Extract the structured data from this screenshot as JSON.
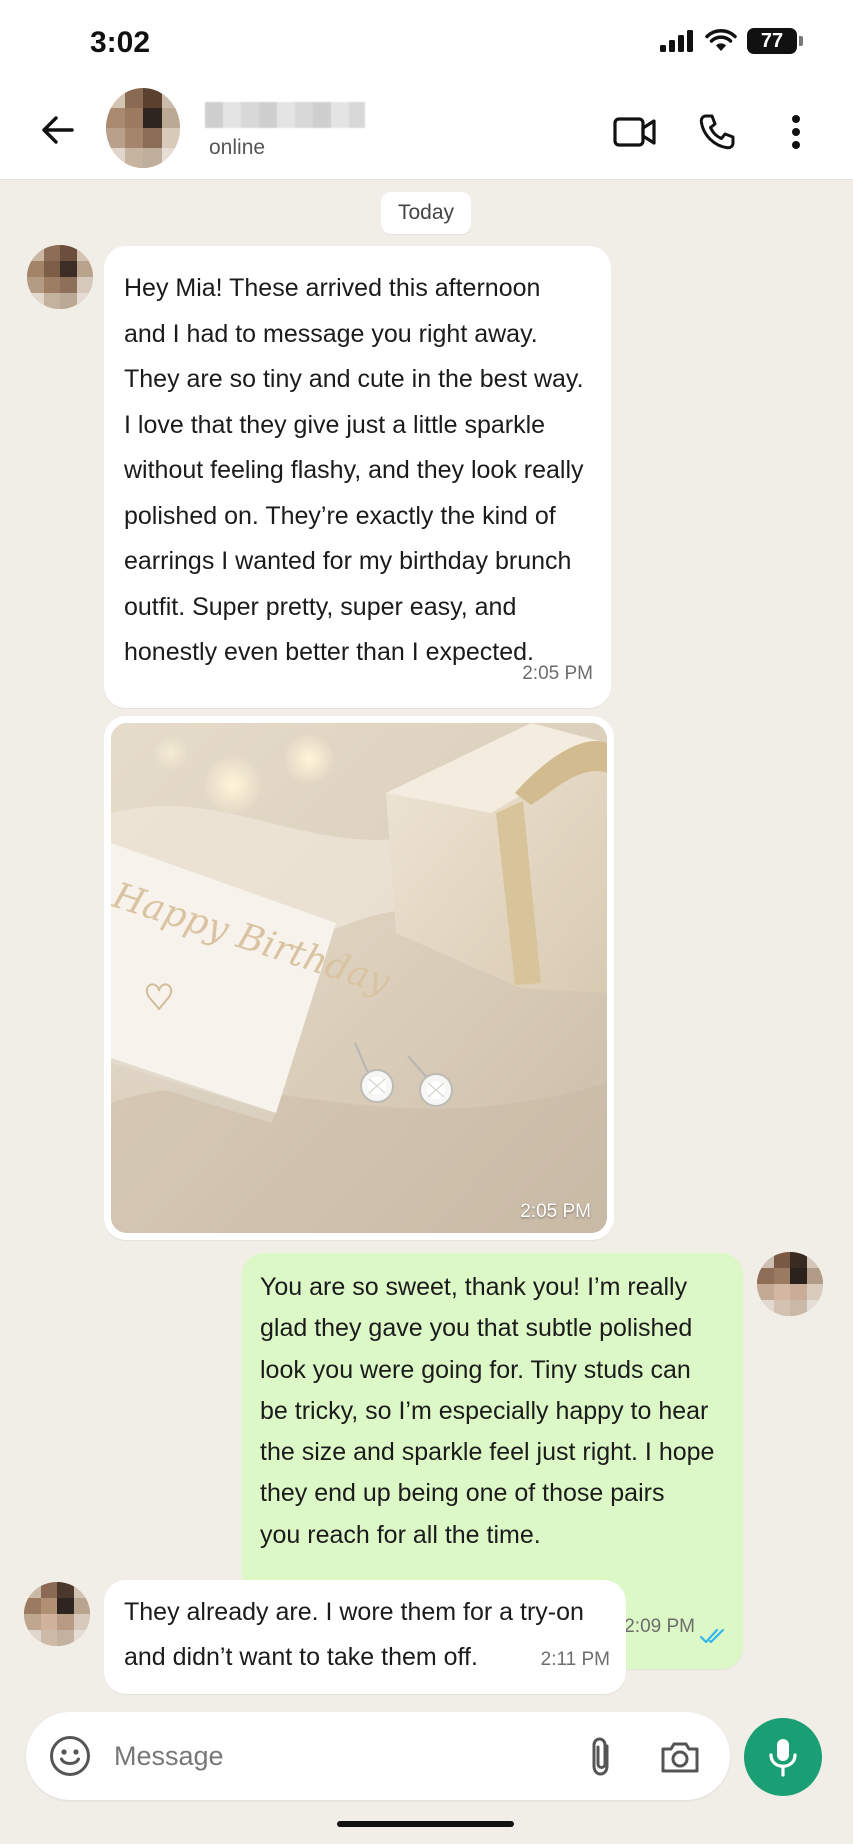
{
  "status_bar": {
    "time": "3:02",
    "battery": "77"
  },
  "header": {
    "contact_status": "online",
    "icons": [
      "back-arrow-icon",
      "video-call-icon",
      "phone-icon",
      "more-vertical-icon"
    ]
  },
  "chat": {
    "date_chip": "Today",
    "messages": [
      {
        "direction": "incoming",
        "text": "Hey Mia! These arrived this afternoon\nand I had to message you right away.\nThey are so tiny and cute in the best way.\nI love that they give just a little sparkle\nwithout feeling flashy, and they look really\npolished on. They’re exactly the kind of\nearrings I wanted for my birthday brunch\noutfit. Super pretty, super easy, and\nhonestly even better than I expected.",
        "time": "2:05 PM"
      },
      {
        "direction": "incoming",
        "type": "photo",
        "photo_caption_text": "Happy Birthday",
        "time": "2:05 PM"
      },
      {
        "direction": "outgoing",
        "text": "You are so sweet, thank you! I’m really\nglad they gave you that subtle polished\nlook you were going for. Tiny studs can\nbe tricky, so I’m especially happy to hear\nthe size and sparkle feel just right. I hope\nthey end up being one of those pairs\nyou reach for all the time.",
        "time": "2:09 PM",
        "read_receipt": "double-check-icon"
      },
      {
        "direction": "incoming",
        "text": "They already are. I wore them for a try-on\nand didn’t want to take them off.",
        "time": "2:11 PM"
      }
    ]
  },
  "input_bar": {
    "placeholder": "Message",
    "icons": [
      "emoji-icon",
      "attachment-icon",
      "camera-icon",
      "microphone-icon"
    ]
  },
  "colors": {
    "chat_background": "#f1eee8",
    "outgoing_bubble": "#dcf8c6",
    "incoming_bubble": "#ffffff",
    "mic_button": "#1a9e74",
    "read_receipt": "#34b7f1"
  }
}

·····

#### [What the task requires]
Quote the data exactly, leaving every image out of the copy.

#### [Expected output]
Extract the structured data from this screenshot as JSON.
{
  "status_bar": {
    "time": "3:02",
    "battery": "77"
  },
  "header": {
    "contact_status": "online",
    "icons": [
      "back-arrow-icon",
      "video-call-icon",
      "phone-icon",
      "more-vertical-icon"
    ]
  },
  "chat": {
    "date_chip": "Today",
    "messages": [
      {
        "direction": "incoming",
        "text": "Hey Mia! These arrived this afternoon\nand I had to message you right away.\nThey are so tiny and cute in the best way.\nI love that they give just a little sparkle\nwithout feeling flashy, and they look really\npolished on. They’re exactly the kind of\nearrings I wanted for my birthday brunch\noutfit. Super pretty, super easy, and\nhonestly even better than I expected.",
        "time": "2:05 PM"
      },
      {
        "direction": "incoming",
        "type": "photo",
        "photo_caption_text": "Happy Birthday",
        "time": "2:05 PM"
      },
      {
        "direction": "outgoing",
        "text": "You are so sweet, thank you! I’m really\nglad they gave you that subtle polished\nlook you were going for. Tiny studs can\nbe tricky, so I’m especially happy to hear\nthe size and sparkle feel just right. I hope\nthey end up being one of those pairs\nyou reach for all the time.",
        "time": "2:09 PM",
        "read_receipt": "double-check-icon"
      },
      {
        "direction": "incoming",
        "text": "They already are. I wore them for a try-on\nand didn’t want to take them off.",
        "time": "2:11 PM"
      }
    ]
  },
  "input_bar": {
    "placeholder": "Message",
    "icons": [
      "emoji-icon",
      "attachment-icon",
      "camera-icon",
      "microphone-icon"
    ]
  },
  "colors": {
    "chat_background": "#f1eee8",
    "outgoing_bubble": "#dcf8c6",
    "incoming_bubble": "#ffffff",
    "mic_button": "#1a9e74",
    "read_receipt": "#34b7f1"
  }
}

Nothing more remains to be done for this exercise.